» Input for this task:
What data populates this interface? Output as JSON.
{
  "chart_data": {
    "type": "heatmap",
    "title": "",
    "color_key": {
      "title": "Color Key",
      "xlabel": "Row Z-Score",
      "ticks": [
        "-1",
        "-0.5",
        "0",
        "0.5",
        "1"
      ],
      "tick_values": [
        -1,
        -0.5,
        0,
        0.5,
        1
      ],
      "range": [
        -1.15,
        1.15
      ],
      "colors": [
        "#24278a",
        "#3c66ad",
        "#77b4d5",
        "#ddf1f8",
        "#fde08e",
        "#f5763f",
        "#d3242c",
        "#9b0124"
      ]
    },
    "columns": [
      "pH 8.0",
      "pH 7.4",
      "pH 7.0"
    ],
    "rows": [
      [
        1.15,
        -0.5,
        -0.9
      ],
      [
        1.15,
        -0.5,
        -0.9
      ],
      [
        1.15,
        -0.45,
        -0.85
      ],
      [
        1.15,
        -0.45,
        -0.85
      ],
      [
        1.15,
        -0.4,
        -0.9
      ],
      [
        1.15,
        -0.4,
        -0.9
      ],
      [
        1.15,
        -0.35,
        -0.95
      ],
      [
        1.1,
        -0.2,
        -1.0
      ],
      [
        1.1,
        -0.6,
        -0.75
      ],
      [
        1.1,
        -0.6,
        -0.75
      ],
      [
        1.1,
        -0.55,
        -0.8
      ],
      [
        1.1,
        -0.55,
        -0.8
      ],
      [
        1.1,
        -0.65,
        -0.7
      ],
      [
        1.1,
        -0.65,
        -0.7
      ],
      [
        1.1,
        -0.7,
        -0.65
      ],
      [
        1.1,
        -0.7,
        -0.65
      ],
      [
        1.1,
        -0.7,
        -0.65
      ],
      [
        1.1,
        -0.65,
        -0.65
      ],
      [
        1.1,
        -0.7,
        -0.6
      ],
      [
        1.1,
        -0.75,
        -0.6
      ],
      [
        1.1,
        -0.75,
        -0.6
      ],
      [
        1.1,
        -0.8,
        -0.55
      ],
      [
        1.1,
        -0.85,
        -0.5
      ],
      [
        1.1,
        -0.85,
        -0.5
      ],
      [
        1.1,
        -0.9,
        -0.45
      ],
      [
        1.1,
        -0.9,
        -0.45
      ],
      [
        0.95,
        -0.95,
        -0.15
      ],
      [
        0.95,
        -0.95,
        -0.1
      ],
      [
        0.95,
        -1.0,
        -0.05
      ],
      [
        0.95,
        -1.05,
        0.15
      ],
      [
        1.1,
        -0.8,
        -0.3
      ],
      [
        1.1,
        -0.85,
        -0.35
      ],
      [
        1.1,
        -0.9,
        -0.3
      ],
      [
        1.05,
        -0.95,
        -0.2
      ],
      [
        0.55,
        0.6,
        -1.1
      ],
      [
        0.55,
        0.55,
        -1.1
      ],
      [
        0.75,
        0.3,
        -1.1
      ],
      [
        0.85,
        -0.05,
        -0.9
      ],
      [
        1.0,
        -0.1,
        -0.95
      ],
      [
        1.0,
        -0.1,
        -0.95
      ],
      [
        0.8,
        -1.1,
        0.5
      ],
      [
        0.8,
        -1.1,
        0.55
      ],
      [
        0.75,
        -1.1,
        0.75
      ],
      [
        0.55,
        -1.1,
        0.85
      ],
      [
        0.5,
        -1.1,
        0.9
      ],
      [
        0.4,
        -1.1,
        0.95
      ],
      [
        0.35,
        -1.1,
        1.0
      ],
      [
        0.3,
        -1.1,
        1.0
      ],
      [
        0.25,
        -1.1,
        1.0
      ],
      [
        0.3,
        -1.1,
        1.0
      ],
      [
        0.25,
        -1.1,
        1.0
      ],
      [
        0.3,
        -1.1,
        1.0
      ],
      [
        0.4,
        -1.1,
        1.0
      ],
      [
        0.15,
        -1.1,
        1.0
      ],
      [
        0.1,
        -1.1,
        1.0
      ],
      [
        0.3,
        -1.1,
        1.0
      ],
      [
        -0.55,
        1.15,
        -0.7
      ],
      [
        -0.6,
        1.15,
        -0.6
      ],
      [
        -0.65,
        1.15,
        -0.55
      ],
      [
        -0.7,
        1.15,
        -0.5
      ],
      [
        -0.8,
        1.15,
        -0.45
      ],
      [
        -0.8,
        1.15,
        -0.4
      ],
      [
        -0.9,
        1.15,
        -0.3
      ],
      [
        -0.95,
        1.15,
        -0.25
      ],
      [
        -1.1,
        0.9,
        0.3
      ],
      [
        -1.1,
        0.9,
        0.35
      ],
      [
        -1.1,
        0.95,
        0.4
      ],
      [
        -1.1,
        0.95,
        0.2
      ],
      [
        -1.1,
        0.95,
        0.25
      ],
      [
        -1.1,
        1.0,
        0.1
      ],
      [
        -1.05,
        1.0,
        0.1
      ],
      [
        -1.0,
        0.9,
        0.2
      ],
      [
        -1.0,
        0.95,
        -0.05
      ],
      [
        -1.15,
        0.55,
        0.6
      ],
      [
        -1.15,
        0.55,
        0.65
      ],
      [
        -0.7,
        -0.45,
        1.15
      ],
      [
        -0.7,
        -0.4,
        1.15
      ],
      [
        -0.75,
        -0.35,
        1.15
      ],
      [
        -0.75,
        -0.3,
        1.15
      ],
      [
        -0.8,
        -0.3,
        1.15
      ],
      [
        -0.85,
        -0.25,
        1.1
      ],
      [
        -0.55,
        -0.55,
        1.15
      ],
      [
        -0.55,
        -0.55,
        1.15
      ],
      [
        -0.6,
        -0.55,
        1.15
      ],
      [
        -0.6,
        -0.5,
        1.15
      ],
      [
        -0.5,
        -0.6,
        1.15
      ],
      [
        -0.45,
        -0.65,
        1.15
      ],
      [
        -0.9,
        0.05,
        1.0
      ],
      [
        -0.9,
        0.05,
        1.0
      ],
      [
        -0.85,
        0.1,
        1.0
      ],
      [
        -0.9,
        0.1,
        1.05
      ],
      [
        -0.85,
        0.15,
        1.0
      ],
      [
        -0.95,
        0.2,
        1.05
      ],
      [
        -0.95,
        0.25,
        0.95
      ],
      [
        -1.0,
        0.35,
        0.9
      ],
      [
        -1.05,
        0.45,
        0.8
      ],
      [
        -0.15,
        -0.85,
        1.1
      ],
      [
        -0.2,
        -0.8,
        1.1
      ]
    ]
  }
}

» Task brief: Copy out each record from above, exactly.

» Answer:
What data populates this interface? Output as JSON.
{
  "chart_data": {
    "type": "heatmap",
    "title": "",
    "color_key": {
      "title": "Color Key",
      "xlabel": "Row Z-Score",
      "ticks": [
        "-1",
        "-0.5",
        "0",
        "0.5",
        "1"
      ],
      "tick_values": [
        -1,
        -0.5,
        0,
        0.5,
        1
      ],
      "range": [
        -1.15,
        1.15
      ],
      "colors": [
        "#24278a",
        "#3c66ad",
        "#77b4d5",
        "#ddf1f8",
        "#fde08e",
        "#f5763f",
        "#d3242c",
        "#9b0124"
      ]
    },
    "columns": [
      "pH 8.0",
      "pH 7.4",
      "pH 7.0"
    ],
    "rows": [
      [
        1.15,
        -0.5,
        -0.9
      ],
      [
        1.15,
        -0.5,
        -0.9
      ],
      [
        1.15,
        -0.45,
        -0.85
      ],
      [
        1.15,
        -0.45,
        -0.85
      ],
      [
        1.15,
        -0.4,
        -0.9
      ],
      [
        1.15,
        -0.4,
        -0.9
      ],
      [
        1.15,
        -0.35,
        -0.95
      ],
      [
        1.1,
        -0.2,
        -1.0
      ],
      [
        1.1,
        -0.6,
        -0.75
      ],
      [
        1.1,
        -0.6,
        -0.75
      ],
      [
        1.1,
        -0.55,
        -0.8
      ],
      [
        1.1,
        -0.55,
        -0.8
      ],
      [
        1.1,
        -0.65,
        -0.7
      ],
      [
        1.1,
        -0.65,
        -0.7
      ],
      [
        1.1,
        -0.7,
        -0.65
      ],
      [
        1.1,
        -0.7,
        -0.65
      ],
      [
        1.1,
        -0.7,
        -0.65
      ],
      [
        1.1,
        -0.65,
        -0.65
      ],
      [
        1.1,
        -0.7,
        -0.6
      ],
      [
        1.1,
        -0.75,
        -0.6
      ],
      [
        1.1,
        -0.75,
        -0.6
      ],
      [
        1.1,
        -0.8,
        -0.55
      ],
      [
        1.1,
        -0.85,
        -0.5
      ],
      [
        1.1,
        -0.85,
        -0.5
      ],
      [
        1.1,
        -0.9,
        -0.45
      ],
      [
        1.1,
        -0.9,
        -0.45
      ],
      [
        0.95,
        -0.95,
        -0.15
      ],
      [
        0.95,
        -0.95,
        -0.1
      ],
      [
        0.95,
        -1.0,
        -0.05
      ],
      [
        0.95,
        -1.05,
        0.15
      ],
      [
        1.1,
        -0.8,
        -0.3
      ],
      [
        1.1,
        -0.85,
        -0.35
      ],
      [
        1.1,
        -0.9,
        -0.3
      ],
      [
        1.05,
        -0.95,
        -0.2
      ],
      [
        0.55,
        0.6,
        -1.1
      ],
      [
        0.55,
        0.55,
        -1.1
      ],
      [
        0.75,
        0.3,
        -1.1
      ],
      [
        0.85,
        -0.05,
        -0.9
      ],
      [
        1.0,
        -0.1,
        -0.95
      ],
      [
        1.0,
        -0.1,
        -0.95
      ],
      [
        0.8,
        -1.1,
        0.5
      ],
      [
        0.8,
        -1.1,
        0.55
      ],
      [
        0.75,
        -1.1,
        0.75
      ],
      [
        0.55,
        -1.1,
        0.85
      ],
      [
        0.5,
        -1.1,
        0.9
      ],
      [
        0.4,
        -1.1,
        0.95
      ],
      [
        0.35,
        -1.1,
        1.0
      ],
      [
        0.3,
        -1.1,
        1.0
      ],
      [
        0.25,
        -1.1,
        1.0
      ],
      [
        0.3,
        -1.1,
        1.0
      ],
      [
        0.25,
        -1.1,
        1.0
      ],
      [
        0.3,
        -1.1,
        1.0
      ],
      [
        0.4,
        -1.1,
        1.0
      ],
      [
        0.15,
        -1.1,
        1.0
      ],
      [
        0.1,
        -1.1,
        1.0
      ],
      [
        0.3,
        -1.1,
        1.0
      ],
      [
        -0.55,
        1.15,
        -0.7
      ],
      [
        -0.6,
        1.15,
        -0.6
      ],
      [
        -0.65,
        1.15,
        -0.55
      ],
      [
        -0.7,
        1.15,
        -0.5
      ],
      [
        -0.8,
        1.15,
        -0.45
      ],
      [
        -0.8,
        1.15,
        -0.4
      ],
      [
        -0.9,
        1.15,
        -0.3
      ],
      [
        -0.95,
        1.15,
        -0.25
      ],
      [
        -1.1,
        0.9,
        0.3
      ],
      [
        -1.1,
        0.9,
        0.35
      ],
      [
        -1.1,
        0.95,
        0.4
      ],
      [
        -1.1,
        0.95,
        0.2
      ],
      [
        -1.1,
        0.95,
        0.25
      ],
      [
        -1.1,
        1.0,
        0.1
      ],
      [
        -1.05,
        1.0,
        0.1
      ],
      [
        -1.0,
        0.9,
        0.2
      ],
      [
        -1.0,
        0.95,
        -0.05
      ],
      [
        -1.15,
        0.55,
        0.6
      ],
      [
        -1.15,
        0.55,
        0.65
      ],
      [
        -0.7,
        -0.45,
        1.15
      ],
      [
        -0.7,
        -0.4,
        1.15
      ],
      [
        -0.75,
        -0.35,
        1.15
      ],
      [
        -0.75,
        -0.3,
        1.15
      ],
      [
        -0.8,
        -0.3,
        1.15
      ],
      [
        -0.85,
        -0.25,
        1.1
      ],
      [
        -0.55,
        -0.55,
        1.15
      ],
      [
        -0.55,
        -0.55,
        1.15
      ],
      [
        -0.6,
        -0.55,
        1.15
      ],
      [
        -0.6,
        -0.5,
        1.15
      ],
      [
        -0.5,
        -0.6,
        1.15
      ],
      [
        -0.45,
        -0.65,
        1.15
      ],
      [
        -0.9,
        0.05,
        1.0
      ],
      [
        -0.9,
        0.05,
        1.0
      ],
      [
        -0.85,
        0.1,
        1.0
      ],
      [
        -0.9,
        0.1,
        1.05
      ],
      [
        -0.85,
        0.15,
        1.0
      ],
      [
        -0.95,
        0.2,
        1.05
      ],
      [
        -0.95,
        0.25,
        0.95
      ],
      [
        -1.0,
        0.35,
        0.9
      ],
      [
        -1.05,
        0.45,
        0.8
      ],
      [
        -0.15,
        -0.85,
        1.1
      ],
      [
        -0.2,
        -0.8,
        1.1
      ]
    ]
  }
}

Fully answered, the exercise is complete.